*What to do:*
Copy out every one of the rows below word for word, leaving out the pictures.

*Input records:*
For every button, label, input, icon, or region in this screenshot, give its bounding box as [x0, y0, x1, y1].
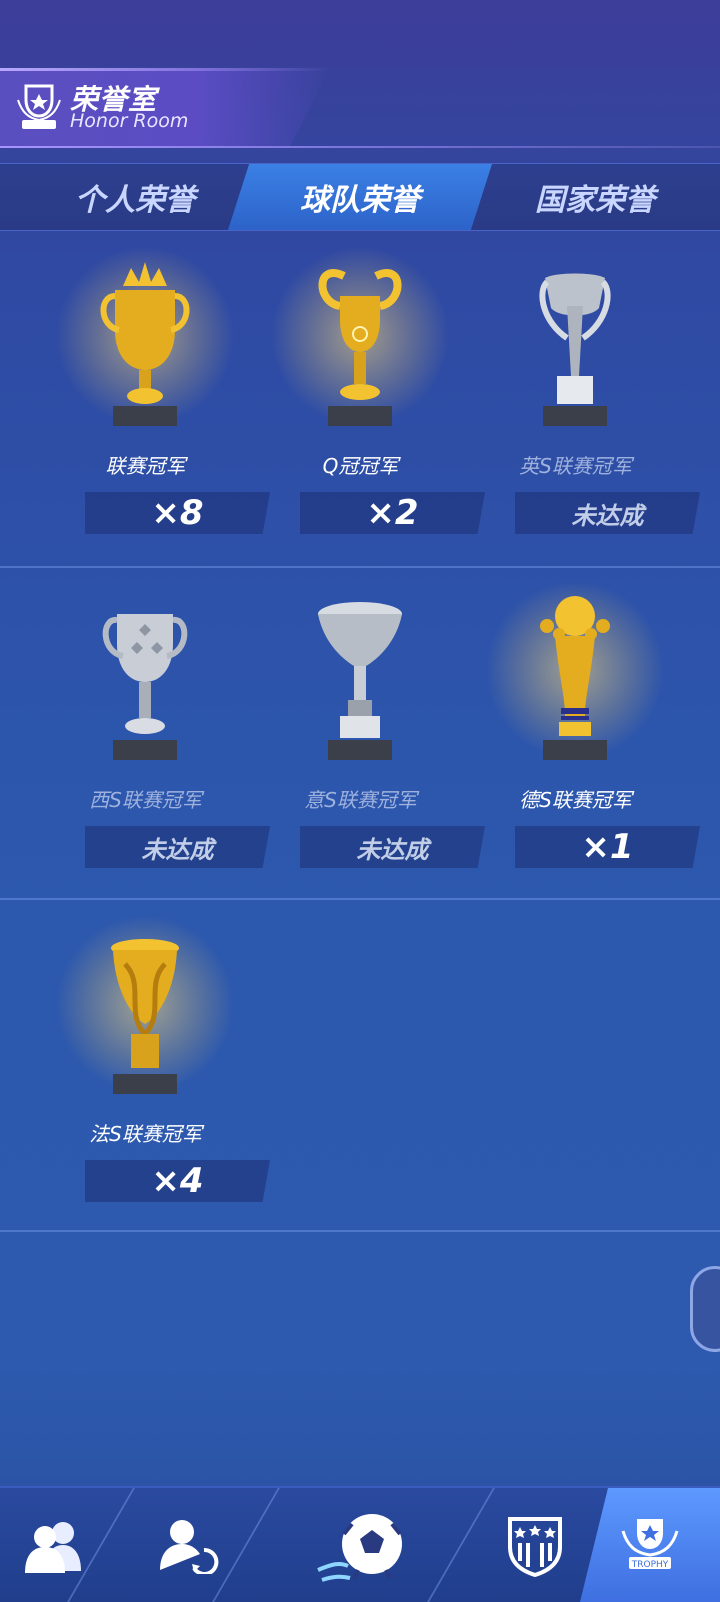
trophy-name: 英S联赛冠军 [519, 454, 632, 478]
tab-national-honor[interactable]: 国家荣誉 [470, 164, 720, 230]
trophy-card[interactable]: 法S联赛冠军 ×4 [38, 904, 270, 1224]
trophy-count: ×1 [515, 826, 700, 868]
trophy-count: 未达成 [85, 826, 270, 868]
nav-transfer[interactable] [130, 1488, 250, 1602]
silver-cup-icon [102, 614, 188, 760]
row-divider [0, 898, 720, 900]
trophy-count: ×8 [85, 492, 270, 534]
transfer-icon [160, 1520, 219, 1574]
funnel-trophy-icon [318, 602, 402, 760]
trophy-grid: 联赛冠军 ×8 Q冠冠军 ×2 英S联赛冠军 未达成 西S联赛冠军 未达成 意S… [0, 236, 720, 1456]
nav-match[interactable] [300, 1488, 420, 1602]
trophy-badge-icon: TROPHY [621, 1519, 679, 1570]
soccer-ball-icon [317, 1514, 402, 1582]
twisted-trophy-icon [111, 939, 179, 1094]
winged-trophy-icon [539, 273, 611, 426]
trophy-name: 法S联赛冠军 [89, 1122, 202, 1146]
status-area [0, 0, 720, 66]
trophy-card[interactable]: 西S联赛冠军 未达成 [38, 570, 270, 890]
row-divider [0, 566, 720, 568]
trophy-card[interactable]: Q冠冠军 ×2 [253, 236, 485, 556]
trophy-count: 未达成 [300, 826, 485, 868]
nav-team[interactable] [0, 1488, 110, 1602]
row-divider [0, 1230, 720, 1232]
bottom-nav: TROPHY [0, 1486, 720, 1602]
team-icon [25, 1522, 81, 1573]
big-ears-trophy-icon [318, 269, 402, 426]
trophy-count: ×4 [85, 1160, 270, 1202]
trophy-card[interactable]: 英S联赛冠军 未达成 [468, 236, 700, 556]
trophy-name: Q冠冠军 [322, 454, 399, 478]
trophy-count: 未达成 [515, 492, 700, 534]
trophy-name: 德S联赛冠军 [519, 788, 632, 812]
badge-text: TROPHY [631, 1560, 669, 1570]
side-expand-button[interactable] [690, 1266, 720, 1352]
tab-personal-honor[interactable]: 个人荣誉 [20, 164, 250, 230]
nav-honor-room[interactable]: TROPHY [580, 1488, 720, 1602]
trophy-count: ×2 [300, 492, 485, 534]
trophy-card[interactable]: 联赛冠军 ×8 [38, 236, 270, 556]
page-subtitle: Honor Room [70, 110, 189, 132]
nav-club[interactable] [480, 1488, 590, 1602]
title-divider [0, 146, 720, 148]
ball-trophy-icon [540, 596, 610, 760]
trophy-name: 联赛冠军 [105, 454, 186, 478]
crown-trophy-icon [100, 262, 190, 426]
tab-bar: 个人荣誉 球队荣誉 国家荣誉 [0, 163, 720, 231]
trophy-badge-icon [17, 84, 61, 129]
trophy-name: 西S联赛冠军 [89, 788, 202, 812]
trophy-name: 意S联赛冠军 [304, 788, 417, 812]
club-crest-icon [508, 1517, 562, 1577]
tab-team-honor[interactable]: 球队荣誉 [228, 164, 492, 230]
trophy-card[interactable]: 意S联赛冠军 未达成 [253, 570, 485, 890]
trophy-card[interactable]: 德S联赛冠军 ×1 [468, 570, 700, 890]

*Solution below:*
For every button, label, input, icon, or region in this screenshot, give its bounding box as [x0, y0, x1, y1].
trophy-name: 英S联赛冠军 [519, 454, 632, 478]
tab-national-honor[interactable]: 国家荣誉 [470, 164, 720, 230]
trophy-card[interactable]: 法S联赛冠军 ×4 [38, 904, 270, 1224]
trophy-count: ×1 [515, 826, 700, 868]
trophy-count: 未达成 [85, 826, 270, 868]
nav-transfer[interactable] [130, 1488, 250, 1602]
silver-cup-icon [102, 614, 188, 760]
row-divider [0, 898, 720, 900]
trophy-count: ×8 [85, 492, 270, 534]
transfer-icon [160, 1520, 219, 1574]
funnel-trophy-icon [318, 602, 402, 760]
trophy-grid: 联赛冠军 ×8 Q冠冠军 ×2 英S联赛冠军 未达成 西S联赛冠军 未达成 意S… [0, 236, 720, 1456]
nav-match[interactable] [300, 1488, 420, 1602]
trophy-badge-icon: TROPHY [621, 1519, 679, 1570]
soccer-ball-icon [317, 1514, 402, 1582]
twisted-trophy-icon [111, 939, 179, 1094]
winged-trophy-icon [539, 273, 611, 426]
trophy-name: 法S联赛冠军 [89, 1122, 202, 1146]
status-area [0, 0, 720, 66]
trophy-card[interactable]: 西S联赛冠军 未达成 [38, 570, 270, 890]
row-divider [0, 566, 720, 568]
trophy-card[interactable]: Q冠冠军 ×2 [253, 236, 485, 556]
trophy-count: 未达成 [300, 826, 485, 868]
nav-team[interactable] [0, 1488, 110, 1602]
row-divider [0, 1230, 720, 1232]
bottom-nav: TROPHY [0, 1486, 720, 1602]
team-icon [25, 1522, 81, 1573]
big-ears-trophy-icon [318, 269, 402, 426]
trophy-count: ×4 [85, 1160, 270, 1202]
trophy-card[interactable]: 英S联赛冠军 未达成 [468, 236, 700, 556]
trophy-name: Q冠冠军 [322, 454, 399, 478]
trophy-count: 未达成 [515, 492, 700, 534]
trophy-name: 德S联赛冠军 [519, 788, 632, 812]
badge-text: TROPHY [631, 1560, 669, 1570]
side-expand-button[interactable] [690, 1266, 720, 1352]
tab-personal-honor[interactable]: 个人荣誉 [20, 164, 250, 230]
nav-honor-room[interactable]: TROPHY [580, 1488, 720, 1602]
trophy-count: ×2 [300, 492, 485, 534]
trophy-card[interactable]: 联赛冠军 ×8 [38, 236, 270, 556]
page-subtitle: Honor Room [70, 110, 189, 132]
nav-club[interactable] [480, 1488, 590, 1602]
title-divider [0, 146, 720, 148]
ball-trophy-icon [540, 596, 610, 760]
trophy-name: 联赛冠军 [105, 454, 186, 478]
crown-trophy-icon [100, 262, 190, 426]
tab-bar: 个人荣誉 球队荣誉 国家荣誉 [0, 163, 720, 231]
trophy-badge-icon [17, 84, 61, 129]
trophy-name: 西S联赛冠军 [89, 788, 202, 812]
trophy-name: 意S联赛冠军 [304, 788, 417, 812]
club-crest-icon [508, 1517, 562, 1577]
tab-team-honor[interactable]: 球队荣誉 [228, 164, 492, 230]
trophy-card[interactable]: 意S联赛冠军 未达成 [253, 570, 485, 890]
trophy-card[interactable]: 德S联赛冠军 ×1 [468, 570, 700, 890]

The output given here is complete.